EXTRACT PROVIDED –
▬▬▬▬▬▬▬▬▬▬
Markdown CRM is the minimal version: an MIT-licensed template that proves the pattern works with zero infrastructure.

All three projects independently discovered the same gap: the pattern works, but enforcement is missing. The Obsidian CRM creator limited plugins to reduce breakage. hal_md's README acknowledges the setup requires patience. Markdown CRM provides templates but no validation. Ma handles data integrity through manual review passes. Each project found the need for the guardrails Wire provides: frontmatter validation, build-time quality checks, and automated consistency enforcement.

AI Agents and the Plain-Text Advantage

Ma's experience quantifies what the architectural choice is worth. After integrating AI coding agents into his plain-text vault, knowledge management overhead dropped from 30-40% of his time to under 10% (self-reported, March 2026). His system tracks 24-48 active project threads across 12 people using three structured note types: people dossiers, project control towers, and meeting logs.

The reason AI agents work so well on plain text is format compatibility. There is no API to integrate, no export to run, no conversion layer to maintain. The agent reads the same files you do. Ma's conclusion: "I chose plain text and graphs. I chose not to lock my data inside a vendor system. I chose freedom and sovereignty for my information."

One caveat: Ma reports approximately one hallucination every 4-5 AI sweeps of his vault, usually traceable to inaccurate meeting transcripts rather than agent errors. Wire's build-time validation catches structural errors before they propagate, but transcript accuracy remains a human responsibility.
▬▬▬▬▬▬▬▬▬▬
DIRECTIONS FOR THIS TASK –
Quote the entire passage on plain-text CRM projects and AI agents word for word. The records that follow come from a different source than the passage.
▬▬▬▬▬▬▬▬▬▬
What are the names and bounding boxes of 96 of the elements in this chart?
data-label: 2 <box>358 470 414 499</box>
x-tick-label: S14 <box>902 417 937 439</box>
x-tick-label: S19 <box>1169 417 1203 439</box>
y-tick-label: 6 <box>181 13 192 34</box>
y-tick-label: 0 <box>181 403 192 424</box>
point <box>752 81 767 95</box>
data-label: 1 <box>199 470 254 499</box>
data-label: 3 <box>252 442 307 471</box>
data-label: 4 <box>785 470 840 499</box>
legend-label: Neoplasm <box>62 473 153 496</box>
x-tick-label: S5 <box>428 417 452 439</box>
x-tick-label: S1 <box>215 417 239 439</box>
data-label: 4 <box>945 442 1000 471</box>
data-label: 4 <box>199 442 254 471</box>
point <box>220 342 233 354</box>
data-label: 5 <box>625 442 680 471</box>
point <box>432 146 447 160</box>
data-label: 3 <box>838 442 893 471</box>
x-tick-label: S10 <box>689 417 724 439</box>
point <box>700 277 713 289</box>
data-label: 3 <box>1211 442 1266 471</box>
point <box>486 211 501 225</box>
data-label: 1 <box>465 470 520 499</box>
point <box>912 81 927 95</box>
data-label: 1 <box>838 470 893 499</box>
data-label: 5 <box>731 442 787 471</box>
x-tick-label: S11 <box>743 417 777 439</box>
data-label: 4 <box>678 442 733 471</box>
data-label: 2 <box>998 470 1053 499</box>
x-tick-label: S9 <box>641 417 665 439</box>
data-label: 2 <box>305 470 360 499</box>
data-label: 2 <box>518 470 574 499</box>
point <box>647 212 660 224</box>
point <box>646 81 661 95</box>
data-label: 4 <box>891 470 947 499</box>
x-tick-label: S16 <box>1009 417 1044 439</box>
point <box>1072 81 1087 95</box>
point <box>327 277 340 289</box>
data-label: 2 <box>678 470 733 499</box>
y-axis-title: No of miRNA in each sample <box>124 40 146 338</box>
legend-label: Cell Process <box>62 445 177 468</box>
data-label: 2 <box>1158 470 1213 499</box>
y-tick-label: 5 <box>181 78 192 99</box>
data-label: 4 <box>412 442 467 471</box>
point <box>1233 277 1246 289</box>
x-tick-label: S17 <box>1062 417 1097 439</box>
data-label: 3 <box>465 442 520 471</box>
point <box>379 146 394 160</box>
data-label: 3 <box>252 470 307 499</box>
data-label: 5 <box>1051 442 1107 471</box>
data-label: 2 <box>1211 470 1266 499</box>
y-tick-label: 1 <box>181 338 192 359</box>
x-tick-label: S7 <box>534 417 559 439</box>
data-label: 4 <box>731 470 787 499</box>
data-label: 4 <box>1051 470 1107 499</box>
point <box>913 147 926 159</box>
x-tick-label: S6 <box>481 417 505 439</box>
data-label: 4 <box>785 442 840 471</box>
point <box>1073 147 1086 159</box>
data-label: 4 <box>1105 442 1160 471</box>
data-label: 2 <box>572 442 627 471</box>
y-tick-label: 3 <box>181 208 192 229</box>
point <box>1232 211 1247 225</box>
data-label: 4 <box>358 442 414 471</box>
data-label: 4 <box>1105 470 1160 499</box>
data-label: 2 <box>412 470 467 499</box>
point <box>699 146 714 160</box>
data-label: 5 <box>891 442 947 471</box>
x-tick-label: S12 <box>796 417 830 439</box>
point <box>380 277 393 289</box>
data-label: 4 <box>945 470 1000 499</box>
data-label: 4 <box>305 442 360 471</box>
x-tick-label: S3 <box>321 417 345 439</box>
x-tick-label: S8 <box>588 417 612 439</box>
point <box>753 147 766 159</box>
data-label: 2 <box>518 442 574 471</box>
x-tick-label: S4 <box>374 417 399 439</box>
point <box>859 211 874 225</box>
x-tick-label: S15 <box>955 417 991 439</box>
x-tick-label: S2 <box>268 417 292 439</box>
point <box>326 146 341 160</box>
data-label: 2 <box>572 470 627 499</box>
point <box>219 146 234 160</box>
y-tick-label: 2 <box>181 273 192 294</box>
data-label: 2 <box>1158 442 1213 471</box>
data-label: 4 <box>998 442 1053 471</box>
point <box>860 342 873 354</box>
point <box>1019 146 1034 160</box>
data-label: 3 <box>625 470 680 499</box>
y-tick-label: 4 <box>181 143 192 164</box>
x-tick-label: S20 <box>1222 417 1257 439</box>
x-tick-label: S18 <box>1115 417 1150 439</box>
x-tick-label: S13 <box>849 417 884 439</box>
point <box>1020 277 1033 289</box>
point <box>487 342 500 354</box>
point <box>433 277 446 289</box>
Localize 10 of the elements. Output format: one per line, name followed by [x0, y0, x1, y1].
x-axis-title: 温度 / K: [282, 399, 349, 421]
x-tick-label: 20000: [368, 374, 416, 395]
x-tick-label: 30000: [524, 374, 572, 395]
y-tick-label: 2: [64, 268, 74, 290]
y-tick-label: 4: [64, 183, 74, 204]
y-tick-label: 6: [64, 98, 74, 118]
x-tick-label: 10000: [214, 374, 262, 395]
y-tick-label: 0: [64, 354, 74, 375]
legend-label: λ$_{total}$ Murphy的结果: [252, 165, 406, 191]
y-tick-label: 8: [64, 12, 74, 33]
▬▬▬▬▬▬▬▬▬▬
RESULT –
Markdown CRM is the minimal version: an MIT-licensed template that proves the pattern works with zero infrastructure.

All three projects independently discovered the same gap: the pattern works, but enforcement is missing. The Obsidian CRM creator limited plugins to reduce breakage. hal_md's README acknowledges the setup requires patience. Markdown CRM provides templates but no validation. Ma handles data integrity through manual review passes. Each project found the need for the guardrails Wire provides: frontmatter validation, build-time quality checks, and automated consistency enforcement.

AI Agents and the Plain-Text Advantage

Ma's experience quantifies what the architectural choice is worth. After integrating AI coding agents into his plain-text vault, knowledge management overhead dropped from 30-40% of his time to under 10% (self-reported, March 2026). His system tracks 24-48 active project threads across 12 people using three structured note types: people dossiers, project control towers, and meeting logs.

The reason AI agents work so well on plain text is format compatibility. There is no API to integrate, no export to run, no conversion layer to maintain. The agent reads the same files you do. Ma's conclusion: "I chose plain text and graphs. I chose not to lock my data inside a vendor system. I chose freedom and sovereignty for my information."

One caveat: Ma reports approximately one hallucination every 4-5 AI sweeps of his vault, usually traceable to inaccurate meeting transcripts rather than agent errors. Wire's build-time validation catches structural errors before they propagate, but transcript accuracy remains a human responsibility.